*Your goal*
All of the material below is to be returned exactly.

*Provided material*
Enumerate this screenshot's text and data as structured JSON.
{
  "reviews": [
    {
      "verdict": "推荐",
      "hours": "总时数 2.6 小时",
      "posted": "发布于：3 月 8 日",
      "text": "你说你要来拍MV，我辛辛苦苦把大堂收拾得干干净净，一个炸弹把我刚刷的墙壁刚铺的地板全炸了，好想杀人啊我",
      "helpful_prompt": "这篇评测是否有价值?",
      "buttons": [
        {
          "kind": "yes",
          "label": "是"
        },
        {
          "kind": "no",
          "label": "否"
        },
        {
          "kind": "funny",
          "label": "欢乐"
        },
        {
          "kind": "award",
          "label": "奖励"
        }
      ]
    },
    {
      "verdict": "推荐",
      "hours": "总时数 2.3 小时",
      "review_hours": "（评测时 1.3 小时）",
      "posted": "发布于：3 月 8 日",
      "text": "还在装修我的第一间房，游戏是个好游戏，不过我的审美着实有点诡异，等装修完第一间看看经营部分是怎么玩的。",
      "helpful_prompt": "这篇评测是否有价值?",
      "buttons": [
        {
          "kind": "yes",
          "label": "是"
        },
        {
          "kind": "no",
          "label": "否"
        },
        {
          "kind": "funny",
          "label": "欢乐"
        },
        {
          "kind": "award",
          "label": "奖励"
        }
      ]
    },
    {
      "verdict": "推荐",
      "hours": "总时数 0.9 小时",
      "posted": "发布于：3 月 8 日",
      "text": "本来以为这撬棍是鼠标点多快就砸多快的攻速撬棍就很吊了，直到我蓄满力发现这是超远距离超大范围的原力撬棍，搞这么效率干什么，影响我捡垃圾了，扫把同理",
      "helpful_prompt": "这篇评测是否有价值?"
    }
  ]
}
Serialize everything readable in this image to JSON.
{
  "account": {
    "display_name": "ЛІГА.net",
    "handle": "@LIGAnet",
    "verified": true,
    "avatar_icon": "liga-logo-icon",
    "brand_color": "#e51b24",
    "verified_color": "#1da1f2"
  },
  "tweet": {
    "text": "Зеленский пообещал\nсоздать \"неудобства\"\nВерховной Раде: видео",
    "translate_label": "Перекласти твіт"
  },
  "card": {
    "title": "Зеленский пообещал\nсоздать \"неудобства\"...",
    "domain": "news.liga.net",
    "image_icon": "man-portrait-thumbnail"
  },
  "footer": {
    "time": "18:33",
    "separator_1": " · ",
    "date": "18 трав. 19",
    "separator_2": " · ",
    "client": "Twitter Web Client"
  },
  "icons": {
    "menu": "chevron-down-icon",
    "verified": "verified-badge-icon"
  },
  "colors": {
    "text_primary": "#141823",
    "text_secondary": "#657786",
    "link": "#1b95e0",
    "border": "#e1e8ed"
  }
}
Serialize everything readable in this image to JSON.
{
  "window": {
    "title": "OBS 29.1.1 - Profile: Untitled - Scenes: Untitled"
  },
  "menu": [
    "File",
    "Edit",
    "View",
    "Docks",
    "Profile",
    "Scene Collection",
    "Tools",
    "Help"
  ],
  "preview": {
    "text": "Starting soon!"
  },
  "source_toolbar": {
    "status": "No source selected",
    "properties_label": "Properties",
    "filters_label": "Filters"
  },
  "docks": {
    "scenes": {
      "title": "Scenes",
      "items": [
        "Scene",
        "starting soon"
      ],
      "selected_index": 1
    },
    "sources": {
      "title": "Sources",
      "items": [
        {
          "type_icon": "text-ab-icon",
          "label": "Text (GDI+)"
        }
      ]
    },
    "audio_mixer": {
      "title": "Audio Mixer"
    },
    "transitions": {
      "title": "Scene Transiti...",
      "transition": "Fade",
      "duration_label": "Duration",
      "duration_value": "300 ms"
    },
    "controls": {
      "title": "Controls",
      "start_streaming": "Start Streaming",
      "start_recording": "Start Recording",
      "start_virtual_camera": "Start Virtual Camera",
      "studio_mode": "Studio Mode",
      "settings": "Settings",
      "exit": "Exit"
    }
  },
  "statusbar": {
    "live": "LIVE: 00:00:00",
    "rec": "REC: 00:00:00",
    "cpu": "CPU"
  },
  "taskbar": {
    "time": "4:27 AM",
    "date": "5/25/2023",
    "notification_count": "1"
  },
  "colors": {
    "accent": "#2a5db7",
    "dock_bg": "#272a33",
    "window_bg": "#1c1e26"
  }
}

*Full output*
Enumerate this screenshot's text and data as structured JSON.
{
  "reviews": [
    {
      "verdict": "推荐",
      "hours": "总时数 2.6 小时",
      "posted": "发布于：3 月 8 日",
      "text": "你说你要来拍MV，我辛辛苦苦把大堂收拾得干干净净，一个炸弹把我刚刷的墙壁刚铺的地板全炸了，好想杀人啊我",
      "helpful_prompt": "这篇评测是否有价值?",
      "buttons": [
        {
          "kind": "yes",
          "label": "是"
        },
        {
          "kind": "no",
          "label": "否"
        },
        {
          "kind": "funny",
          "label": "欢乐"
        },
        {
          "kind": "award",
          "label": "奖励"
        }
      ]
    },
    {
      "verdict": "推荐",
      "hours": "总时数 2.3 小时",
      "review_hours": "（评测时 1.3 小时）",
      "posted": "发布于：3 月 8 日",
      "text": "还在装修我的第一间房，游戏是个好游戏，不过我的审美着实有点诡异，等装修完第一间看看经营部分是怎么玩的。",
      "helpful_prompt": "这篇评测是否有价值?",
      "buttons": [
        {
          "kind": "yes",
          "label": "是"
        },
        {
          "kind": "no",
          "label": "否"
        },
        {
          "kind": "funny",
          "label": "欢乐"
        },
        {
          "kind": "award",
          "label": "奖励"
        }
      ]
    },
    {
      "verdict": "推荐",
      "hours": "总时数 0.9 小时",
      "posted": "发布于：3 月 8 日",
      "text": "本来以为这撬棍是鼠标点多快就砸多快的攻速撬棍就很吊了，直到我蓄满力发现这是超远距离超大范围的原力撬棍，搞这么效率干什么，影响我捡垃圾了，扫把同理",
      "helpful_prompt": "这篇评测是否有价值?"
    }
  ]
}
Serialize everything readable in this image to JSON.
{
  "account": {
    "display_name": "ЛІГА.net",
    "handle": "@LIGAnet",
    "verified": true,
    "avatar_icon": "liga-logo-icon",
    "brand_color": "#e51b24",
    "verified_color": "#1da1f2"
  },
  "tweet": {
    "text": "Зеленский пообещал\nсоздать \"неудобства\"\nВерховной Раде: видео",
    "translate_label": "Перекласти твіт"
  },
  "card": {
    "title": "Зеленский пообещал\nсоздать \"неудобства\"...",
    "domain": "news.liga.net",
    "image_icon": "man-portrait-thumbnail"
  },
  "footer": {
    "time": "18:33",
    "separator_1": " · ",
    "date": "18 трав. 19",
    "separator_2": " · ",
    "client": "Twitter Web Client"
  },
  "icons": {
    "menu": "chevron-down-icon",
    "verified": "verified-badge-icon"
  },
  "colors": {
    "text_primary": "#141823",
    "text_secondary": "#657786",
    "link": "#1b95e0",
    "border": "#e1e8ed"
  }
}
Serialize everything readable in this image to JSON.
{
  "window": {
    "title": "OBS 29.1.1 - Profile: Untitled - Scenes: Untitled"
  },
  "menu": [
    "File",
    "Edit",
    "View",
    "Docks",
    "Profile",
    "Scene Collection",
    "Tools",
    "Help"
  ],
  "preview": {
    "text": "Starting soon!"
  },
  "source_toolbar": {
    "status": "No source selected",
    "properties_label": "Properties",
    "filters_label": "Filters"
  },
  "docks": {
    "scenes": {
      "title": "Scenes",
      "items": [
        "Scene",
        "starting soon"
      ],
      "selected_index": 1
    },
    "sources": {
      "title": "Sources",
      "items": [
        {
          "type_icon": "text-ab-icon",
          "label": "Text (GDI+)"
        }
      ]
    },
    "audio_mixer": {
      "title": "Audio Mixer"
    },
    "transitions": {
      "title": "Scene Transiti...",
      "transition": "Fade",
      "duration_label": "Duration",
      "duration_value": "300 ms"
    },
    "controls": {
      "title": "Controls",
      "start_streaming": "Start Streaming",
      "start_recording": "Start Recording",
      "start_virtual_camera": "Start Virtual Camera",
      "studio_mode": "Studio Mode",
      "settings": "Settings",
      "exit": "Exit"
    }
  },
  "statusbar": {
    "live": "LIVE: 00:00:00",
    "rec": "REC: 00:00:00",
    "cpu": "CPU"
  },
  "taskbar": {
    "time": "4:27 AM",
    "date": "5/25/2023",
    "notification_count": "1"
  },
  "colors": {
    "accent": "#2a5db7",
    "dock_bg": "#272a33",
    "window_bg": "#1c1e26"
  }
}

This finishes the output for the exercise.